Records
++++++
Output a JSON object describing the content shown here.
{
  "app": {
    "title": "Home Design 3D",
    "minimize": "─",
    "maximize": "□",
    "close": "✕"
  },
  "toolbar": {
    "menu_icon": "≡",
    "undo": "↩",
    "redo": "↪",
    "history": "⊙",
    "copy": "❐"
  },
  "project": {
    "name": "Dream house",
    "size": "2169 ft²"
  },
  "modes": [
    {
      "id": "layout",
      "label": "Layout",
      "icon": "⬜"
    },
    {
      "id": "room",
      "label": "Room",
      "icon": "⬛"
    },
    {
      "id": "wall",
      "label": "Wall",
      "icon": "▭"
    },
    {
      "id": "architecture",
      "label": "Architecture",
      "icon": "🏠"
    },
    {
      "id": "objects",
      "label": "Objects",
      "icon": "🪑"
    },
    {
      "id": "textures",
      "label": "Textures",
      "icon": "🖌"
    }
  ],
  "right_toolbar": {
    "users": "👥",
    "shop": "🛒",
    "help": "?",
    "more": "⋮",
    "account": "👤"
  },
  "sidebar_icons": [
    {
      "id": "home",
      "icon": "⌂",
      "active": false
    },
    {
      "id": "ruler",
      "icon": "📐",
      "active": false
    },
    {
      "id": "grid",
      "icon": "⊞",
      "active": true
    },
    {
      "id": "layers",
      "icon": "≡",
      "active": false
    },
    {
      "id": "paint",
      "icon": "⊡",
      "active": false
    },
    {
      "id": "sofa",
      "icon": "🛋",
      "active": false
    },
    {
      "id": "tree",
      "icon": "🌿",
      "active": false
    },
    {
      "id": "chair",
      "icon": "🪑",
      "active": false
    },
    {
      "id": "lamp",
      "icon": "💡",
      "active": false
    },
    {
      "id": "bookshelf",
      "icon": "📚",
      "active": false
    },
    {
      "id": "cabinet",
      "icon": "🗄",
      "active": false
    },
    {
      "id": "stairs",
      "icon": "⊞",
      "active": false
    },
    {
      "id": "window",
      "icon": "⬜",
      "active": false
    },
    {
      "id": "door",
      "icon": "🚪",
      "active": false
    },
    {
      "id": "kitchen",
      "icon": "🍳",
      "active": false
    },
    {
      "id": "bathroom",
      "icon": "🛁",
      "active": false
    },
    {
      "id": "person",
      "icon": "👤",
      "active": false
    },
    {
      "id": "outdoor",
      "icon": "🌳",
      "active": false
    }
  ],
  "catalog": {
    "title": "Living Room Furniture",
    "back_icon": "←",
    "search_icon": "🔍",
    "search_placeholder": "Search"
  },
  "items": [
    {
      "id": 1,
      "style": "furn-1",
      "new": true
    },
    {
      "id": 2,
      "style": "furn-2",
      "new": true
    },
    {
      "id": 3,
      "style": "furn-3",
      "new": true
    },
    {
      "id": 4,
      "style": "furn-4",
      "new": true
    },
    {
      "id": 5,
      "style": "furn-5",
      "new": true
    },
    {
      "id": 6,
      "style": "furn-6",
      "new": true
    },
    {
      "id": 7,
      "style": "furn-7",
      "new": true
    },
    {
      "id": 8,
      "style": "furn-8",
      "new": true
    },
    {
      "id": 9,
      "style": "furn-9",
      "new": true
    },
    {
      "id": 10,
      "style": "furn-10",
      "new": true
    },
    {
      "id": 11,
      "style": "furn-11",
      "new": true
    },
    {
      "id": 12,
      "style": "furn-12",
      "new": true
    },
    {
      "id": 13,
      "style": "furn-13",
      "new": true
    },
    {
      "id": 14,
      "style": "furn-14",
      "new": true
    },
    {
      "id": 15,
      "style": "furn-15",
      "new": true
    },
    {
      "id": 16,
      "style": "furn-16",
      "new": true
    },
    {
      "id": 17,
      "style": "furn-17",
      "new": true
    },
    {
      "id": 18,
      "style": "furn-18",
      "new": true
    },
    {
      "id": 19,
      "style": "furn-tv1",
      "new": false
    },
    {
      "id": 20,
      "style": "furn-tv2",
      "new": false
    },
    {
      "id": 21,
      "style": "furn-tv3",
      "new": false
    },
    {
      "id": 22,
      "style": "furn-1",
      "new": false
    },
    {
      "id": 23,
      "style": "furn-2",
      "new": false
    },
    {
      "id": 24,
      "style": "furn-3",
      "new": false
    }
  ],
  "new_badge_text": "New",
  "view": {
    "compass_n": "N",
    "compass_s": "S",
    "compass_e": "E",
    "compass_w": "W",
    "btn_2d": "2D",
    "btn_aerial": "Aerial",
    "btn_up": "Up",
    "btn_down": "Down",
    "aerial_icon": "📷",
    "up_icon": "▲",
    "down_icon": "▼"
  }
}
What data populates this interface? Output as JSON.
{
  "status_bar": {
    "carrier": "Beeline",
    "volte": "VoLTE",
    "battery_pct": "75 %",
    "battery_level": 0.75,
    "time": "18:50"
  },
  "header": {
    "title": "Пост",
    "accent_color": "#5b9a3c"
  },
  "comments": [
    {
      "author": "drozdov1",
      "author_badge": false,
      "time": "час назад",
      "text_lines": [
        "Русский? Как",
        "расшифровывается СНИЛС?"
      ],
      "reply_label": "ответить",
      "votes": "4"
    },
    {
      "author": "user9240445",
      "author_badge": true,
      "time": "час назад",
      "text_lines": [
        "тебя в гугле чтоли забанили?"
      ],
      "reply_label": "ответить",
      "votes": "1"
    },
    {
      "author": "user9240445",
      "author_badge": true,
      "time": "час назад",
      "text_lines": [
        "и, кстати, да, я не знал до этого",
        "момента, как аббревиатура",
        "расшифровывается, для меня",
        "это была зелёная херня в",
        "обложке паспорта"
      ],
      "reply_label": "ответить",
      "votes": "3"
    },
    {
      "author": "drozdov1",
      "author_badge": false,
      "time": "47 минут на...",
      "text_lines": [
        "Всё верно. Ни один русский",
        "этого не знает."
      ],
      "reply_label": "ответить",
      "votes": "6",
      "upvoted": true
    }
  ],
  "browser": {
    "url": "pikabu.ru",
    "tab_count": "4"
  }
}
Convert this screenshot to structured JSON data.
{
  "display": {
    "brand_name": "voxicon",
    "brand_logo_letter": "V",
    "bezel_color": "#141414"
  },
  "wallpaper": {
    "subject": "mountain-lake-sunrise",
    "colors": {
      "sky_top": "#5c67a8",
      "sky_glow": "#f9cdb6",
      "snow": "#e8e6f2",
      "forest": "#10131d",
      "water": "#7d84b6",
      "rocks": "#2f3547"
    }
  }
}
++++++
Each record should come back exactly as written.

Output a JSON object describing the content shown here.
{
  "app": {
    "title": "Home Design 3D",
    "minimize": "─",
    "maximize": "□",
    "close": "✕"
  },
  "toolbar": {
    "menu_icon": "≡",
    "undo": "↩",
    "redo": "↪",
    "history": "⊙",
    "copy": "❐"
  },
  "project": {
    "name": "Dream house",
    "size": "2169 ft²"
  },
  "modes": [
    {
      "id": "layout",
      "label": "Layout",
      "icon": "⬜"
    },
    {
      "id": "room",
      "label": "Room",
      "icon": "⬛"
    },
    {
      "id": "wall",
      "label": "Wall",
      "icon": "▭"
    },
    {
      "id": "architecture",
      "label": "Architecture",
      "icon": "🏠"
    },
    {
      "id": "objects",
      "label": "Objects",
      "icon": "🪑"
    },
    {
      "id": "textures",
      "label": "Textures",
      "icon": "🖌"
    }
  ],
  "right_toolbar": {
    "users": "👥",
    "shop": "🛒",
    "help": "?",
    "more": "⋮",
    "account": "👤"
  },
  "sidebar_icons": [
    {
      "id": "home",
      "icon": "⌂",
      "active": false
    },
    {
      "id": "ruler",
      "icon": "📐",
      "active": false
    },
    {
      "id": "grid",
      "icon": "⊞",
      "active": true
    },
    {
      "id": "layers",
      "icon": "≡",
      "active": false
    },
    {
      "id": "paint",
      "icon": "⊡",
      "active": false
    },
    {
      "id": "sofa",
      "icon": "🛋",
      "active": false
    },
    {
      "id": "tree",
      "icon": "🌿",
      "active": false
    },
    {
      "id": "chair",
      "icon": "🪑",
      "active": false
    },
    {
      "id": "lamp",
      "icon": "💡",
      "active": false
    },
    {
      "id": "bookshelf",
      "icon": "📚",
      "active": false
    },
    {
      "id": "cabinet",
      "icon": "🗄",
      "active": false
    },
    {
      "id": "stairs",
      "icon": "⊞",
      "active": false
    },
    {
      "id": "window",
      "icon": "⬜",
      "active": false
    },
    {
      "id": "door",
      "icon": "🚪",
      "active": false
    },
    {
      "id": "kitchen",
      "icon": "🍳",
      "active": false
    },
    {
      "id": "bathroom",
      "icon": "🛁",
      "active": false
    },
    {
      "id": "person",
      "icon": "👤",
      "active": false
    },
    {
      "id": "outdoor",
      "icon": "🌳",
      "active": false
    }
  ],
  "catalog": {
    "title": "Living Room Furniture",
    "back_icon": "←",
    "search_icon": "🔍",
    "search_placeholder": "Search"
  },
  "items": [
    {
      "id": 1,
      "style": "furn-1",
      "new": true
    },
    {
      "id": 2,
      "style": "furn-2",
      "new": true
    },
    {
      "id": 3,
      "style": "furn-3",
      "new": true
    },
    {
      "id": 4,
      "style": "furn-4",
      "new": true
    },
    {
      "id": 5,
      "style": "furn-5",
      "new": true
    },
    {
      "id": 6,
      "style": "furn-6",
      "new": true
    },
    {
      "id": 7,
      "style": "furn-7",
      "new": true
    },
    {
      "id": 8,
      "style": "furn-8",
      "new": true
    },
    {
      "id": 9,
      "style": "furn-9",
      "new": true
    },
    {
      "id": 10,
      "style": "furn-10",
      "new": true
    },
    {
      "id": 11,
      "style": "furn-11",
      "new": true
    },
    {
      "id": 12,
      "style": "furn-12",
      "new": true
    },
    {
      "id": 13,
      "style": "furn-13",
      "new": true
    },
    {
      "id": 14,
      "style": "furn-14",
      "new": true
    },
    {
      "id": 15,
      "style": "furn-15",
      "new": true
    },
    {
      "id": 16,
      "style": "furn-16",
      "new": true
    },
    {
      "id": 17,
      "style": "furn-17",
      "new": true
    },
    {
      "id": 18,
      "style": "furn-18",
      "new": true
    },
    {
      "id": 19,
      "style": "furn-tv1",
      "new": false
    },
    {
      "id": 20,
      "style": "furn-tv2",
      "new": false
    },
    {
      "id": 21,
      "style": "furn-tv3",
      "new": false
    },
    {
      "id": 22,
      "style": "furn-1",
      "new": false
    },
    {
      "id": 23,
      "style": "furn-2",
      "new": false
    },
    {
      "id": 24,
      "style": "furn-3",
      "new": false
    }
  ],
  "new_badge_text": "New",
  "view": {
    "compass_n": "N",
    "compass_s": "S",
    "compass_e": "E",
    "compass_w": "W",
    "btn_2d": "2D",
    "btn_aerial": "Aerial",
    "btn_up": "Up",
    "btn_down": "Down",
    "aerial_icon": "📷",
    "up_icon": "▲",
    "down_icon": "▼"
  }
}
What data populates this interface? Output as JSON.
{
  "status_bar": {
    "carrier": "Beeline",
    "volte": "VoLTE",
    "battery_pct": "75 %",
    "battery_level": 0.75,
    "time": "18:50"
  },
  "header": {
    "title": "Пост",
    "accent_color": "#5b9a3c"
  },
  "comments": [
    {
      "author": "drozdov1",
      "author_badge": false,
      "time": "час назад",
      "text_lines": [
        "Русский? Как",
        "расшифровывается СНИЛС?"
      ],
      "reply_label": "ответить",
      "votes": "4"
    },
    {
      "author": "user9240445",
      "author_badge": true,
      "time": "час назад",
      "text_lines": [
        "тебя в гугле чтоли забанили?"
      ],
      "reply_label": "ответить",
      "votes": "1"
    },
    {
      "author": "user9240445",
      "author_badge": true,
      "time": "час назад",
      "text_lines": [
        "и, кстати, да, я не знал до этого",
        "момента, как аббревиатура",
        "расшифровывается, для меня",
        "это была зелёная херня в",
        "обложке паспорта"
      ],
      "reply_label": "ответить",
      "votes": "3"
    },
    {
      "author": "drozdov1",
      "author_badge": false,
      "time": "47 минут на...",
      "text_lines": [
        "Всё верно. Ни один русский",
        "этого не знает."
      ],
      "reply_label": "ответить",
      "votes": "6",
      "upvoted": true
    }
  ],
  "browser": {
    "url": "pikabu.ru",
    "tab_count": "4"
  }
}
Convert this screenshot to structured JSON data.
{
  "display": {
    "brand_name": "voxicon",
    "brand_logo_letter": "V",
    "bezel_color": "#141414"
  },
  "wallpaper": {
    "subject": "mountain-lake-sunrise",
    "colors": {
      "sky_top": "#5c67a8",
      "sky_glow": "#f9cdb6",
      "snow": "#e8e6f2",
      "forest": "#10131d",
      "water": "#7d84b6",
      "rocks": "#2f3547"
    }
  }
}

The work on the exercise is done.